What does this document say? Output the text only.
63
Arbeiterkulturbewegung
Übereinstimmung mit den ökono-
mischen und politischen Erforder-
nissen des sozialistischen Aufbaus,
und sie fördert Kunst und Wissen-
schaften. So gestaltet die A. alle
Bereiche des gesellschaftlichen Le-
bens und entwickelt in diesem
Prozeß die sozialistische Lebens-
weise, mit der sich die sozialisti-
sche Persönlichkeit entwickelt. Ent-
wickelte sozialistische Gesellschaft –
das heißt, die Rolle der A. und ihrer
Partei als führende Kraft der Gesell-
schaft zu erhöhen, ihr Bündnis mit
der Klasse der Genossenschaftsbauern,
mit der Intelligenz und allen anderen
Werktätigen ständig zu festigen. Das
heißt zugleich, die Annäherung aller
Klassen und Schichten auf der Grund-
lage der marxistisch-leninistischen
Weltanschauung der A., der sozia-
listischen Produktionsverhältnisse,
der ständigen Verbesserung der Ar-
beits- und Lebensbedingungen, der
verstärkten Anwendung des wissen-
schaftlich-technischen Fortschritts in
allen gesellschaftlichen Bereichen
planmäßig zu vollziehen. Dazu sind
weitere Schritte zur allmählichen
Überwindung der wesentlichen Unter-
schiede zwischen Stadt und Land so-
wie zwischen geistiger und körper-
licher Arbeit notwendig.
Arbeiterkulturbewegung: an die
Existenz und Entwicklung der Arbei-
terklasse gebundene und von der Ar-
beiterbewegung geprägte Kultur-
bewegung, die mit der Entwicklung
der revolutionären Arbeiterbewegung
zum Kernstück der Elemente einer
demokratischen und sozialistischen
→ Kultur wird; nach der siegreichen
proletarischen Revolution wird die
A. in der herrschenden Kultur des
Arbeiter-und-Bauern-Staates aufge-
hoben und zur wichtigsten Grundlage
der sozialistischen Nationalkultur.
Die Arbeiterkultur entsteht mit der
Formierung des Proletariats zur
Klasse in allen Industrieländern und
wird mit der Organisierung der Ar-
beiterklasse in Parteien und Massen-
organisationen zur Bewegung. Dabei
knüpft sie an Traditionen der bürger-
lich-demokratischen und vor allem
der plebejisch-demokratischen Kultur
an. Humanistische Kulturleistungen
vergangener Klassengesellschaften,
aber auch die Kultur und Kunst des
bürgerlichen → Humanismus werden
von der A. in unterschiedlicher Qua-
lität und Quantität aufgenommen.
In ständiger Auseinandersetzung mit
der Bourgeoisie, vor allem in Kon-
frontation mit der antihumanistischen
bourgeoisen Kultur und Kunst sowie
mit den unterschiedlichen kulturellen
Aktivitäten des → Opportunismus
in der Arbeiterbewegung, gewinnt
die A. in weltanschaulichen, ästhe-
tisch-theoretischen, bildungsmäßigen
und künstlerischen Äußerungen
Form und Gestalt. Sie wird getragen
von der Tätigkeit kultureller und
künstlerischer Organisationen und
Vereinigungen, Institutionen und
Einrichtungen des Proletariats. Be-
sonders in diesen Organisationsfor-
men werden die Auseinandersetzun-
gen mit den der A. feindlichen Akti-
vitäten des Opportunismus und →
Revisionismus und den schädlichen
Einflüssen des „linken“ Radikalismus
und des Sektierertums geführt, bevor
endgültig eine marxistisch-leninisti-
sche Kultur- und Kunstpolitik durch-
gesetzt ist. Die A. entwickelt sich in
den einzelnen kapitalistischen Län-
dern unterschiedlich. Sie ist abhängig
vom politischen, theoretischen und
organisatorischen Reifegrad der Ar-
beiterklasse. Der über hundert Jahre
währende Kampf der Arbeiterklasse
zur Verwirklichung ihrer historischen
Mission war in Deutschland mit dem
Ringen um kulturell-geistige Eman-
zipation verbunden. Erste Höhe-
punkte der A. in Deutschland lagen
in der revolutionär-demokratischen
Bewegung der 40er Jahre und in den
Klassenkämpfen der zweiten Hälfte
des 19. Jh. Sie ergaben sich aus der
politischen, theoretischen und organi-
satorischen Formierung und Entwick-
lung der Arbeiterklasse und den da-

● EXERCISE GOAL
Copy every line of the material above in which the word "heißt" appears.

● EXPECTED ANSWER
das heißt, die Rolle der A. und ihrer
heißt zugleich, die Annäherung aller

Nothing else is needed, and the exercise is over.